Objective: Give the records back in full, exactly as they read.

Data provided:
#####

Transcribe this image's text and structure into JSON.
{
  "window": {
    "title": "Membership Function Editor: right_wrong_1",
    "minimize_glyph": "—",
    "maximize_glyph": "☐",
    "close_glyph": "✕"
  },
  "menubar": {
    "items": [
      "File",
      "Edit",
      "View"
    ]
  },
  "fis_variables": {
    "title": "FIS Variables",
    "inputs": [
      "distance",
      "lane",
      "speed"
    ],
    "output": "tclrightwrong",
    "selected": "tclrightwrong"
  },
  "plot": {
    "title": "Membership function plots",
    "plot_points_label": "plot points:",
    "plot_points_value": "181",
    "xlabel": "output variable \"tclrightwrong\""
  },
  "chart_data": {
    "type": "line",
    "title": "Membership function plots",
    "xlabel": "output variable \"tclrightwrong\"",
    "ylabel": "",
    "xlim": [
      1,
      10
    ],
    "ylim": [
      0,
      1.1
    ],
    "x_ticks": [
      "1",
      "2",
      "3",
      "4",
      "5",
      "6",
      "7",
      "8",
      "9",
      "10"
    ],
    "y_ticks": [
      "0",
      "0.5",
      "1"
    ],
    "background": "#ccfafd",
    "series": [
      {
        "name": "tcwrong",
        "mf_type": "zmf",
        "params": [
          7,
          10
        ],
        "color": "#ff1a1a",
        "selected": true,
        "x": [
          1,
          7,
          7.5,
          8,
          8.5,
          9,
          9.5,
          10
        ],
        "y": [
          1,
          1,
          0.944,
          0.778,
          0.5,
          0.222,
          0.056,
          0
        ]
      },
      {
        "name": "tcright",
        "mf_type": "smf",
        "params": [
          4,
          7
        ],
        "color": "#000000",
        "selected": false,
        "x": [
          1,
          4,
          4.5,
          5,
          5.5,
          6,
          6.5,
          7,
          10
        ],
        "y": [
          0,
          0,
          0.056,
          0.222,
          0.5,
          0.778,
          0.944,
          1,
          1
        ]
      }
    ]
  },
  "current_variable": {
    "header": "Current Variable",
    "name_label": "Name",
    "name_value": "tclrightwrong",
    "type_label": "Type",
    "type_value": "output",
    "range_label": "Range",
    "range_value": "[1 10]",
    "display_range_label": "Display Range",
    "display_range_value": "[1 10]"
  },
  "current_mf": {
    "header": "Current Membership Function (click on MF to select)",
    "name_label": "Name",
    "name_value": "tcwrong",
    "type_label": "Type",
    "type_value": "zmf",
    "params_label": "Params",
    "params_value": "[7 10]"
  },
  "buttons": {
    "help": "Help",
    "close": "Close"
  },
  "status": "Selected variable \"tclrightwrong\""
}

#####

Result below:
Transcribe this image's text and structure into JSON.
{
  "window": {
    "title": "Membership Function Editor: right_wrong_1",
    "minimize_glyph": "—",
    "maximize_glyph": "☐",
    "close_glyph": "✕"
  },
  "menubar": {
    "items": [
      "File",
      "Edit",
      "View"
    ]
  },
  "fis_variables": {
    "title": "FIS Variables",
    "inputs": [
      "distance",
      "lane",
      "speed"
    ],
    "output": "tclrightwrong",
    "selected": "tclrightwrong"
  },
  "plot": {
    "title": "Membership function plots",
    "plot_points_label": "plot points:",
    "plot_points_value": "181",
    "xlabel": "output variable \"tclrightwrong\""
  },
  "chart_data": {
    "type": "line",
    "title": "Membership function plots",
    "xlabel": "output variable \"tclrightwrong\"",
    "ylabel": "",
    "xlim": [
      1,
      10
    ],
    "ylim": [
      0,
      1.1
    ],
    "x_ticks": [
      "1",
      "2",
      "3",
      "4",
      "5",
      "6",
      "7",
      "8",
      "9",
      "10"
    ],
    "y_ticks": [
      "0",
      "0.5",
      "1"
    ],
    "background": "#ccfafd",
    "series": [
      {
        "name": "tcwrong",
        "mf_type": "zmf",
        "params": [
          7,
          10
        ],
        "color": "#ff1a1a",
        "selected": true,
        "x": [
          1,
          7,
          7.5,
          8,
          8.5,
          9,
          9.5,
          10
        ],
        "y": [
          1,
          1,
          0.944,
          0.778,
          0.5,
          0.222,
          0.056,
          0
        ]
      },
      {
        "name": "tcright",
        "mf_type": "smf",
        "params": [
          4,
          7
        ],
        "color": "#000000",
        "selected": false,
        "x": [
          1,
          4,
          4.5,
          5,
          5.5,
          6,
          6.5,
          7,
          10
        ],
        "y": [
          0,
          0,
          0.056,
          0.222,
          0.5,
          0.778,
          0.944,
          1,
          1
        ]
      }
    ]
  },
  "current_variable": {
    "header": "Current Variable",
    "name_label": "Name",
    "name_value": "tclrightwrong",
    "type_label": "Type",
    "type_value": "output",
    "range_label": "Range",
    "range_value": "[1 10]",
    "display_range_label": "Display Range",
    "display_range_value": "[1 10]"
  },
  "current_mf": {
    "header": "Current Membership Function (click on MF to select)",
    "name_label": "Name",
    "name_value": "tcwrong",
    "type_label": "Type",
    "type_value": "zmf",
    "params_label": "Params",
    "params_value": "[7 10]"
  },
  "buttons": {
    "help": "Help",
    "close": "Close"
  },
  "status": "Selected variable \"tclrightwrong\""
}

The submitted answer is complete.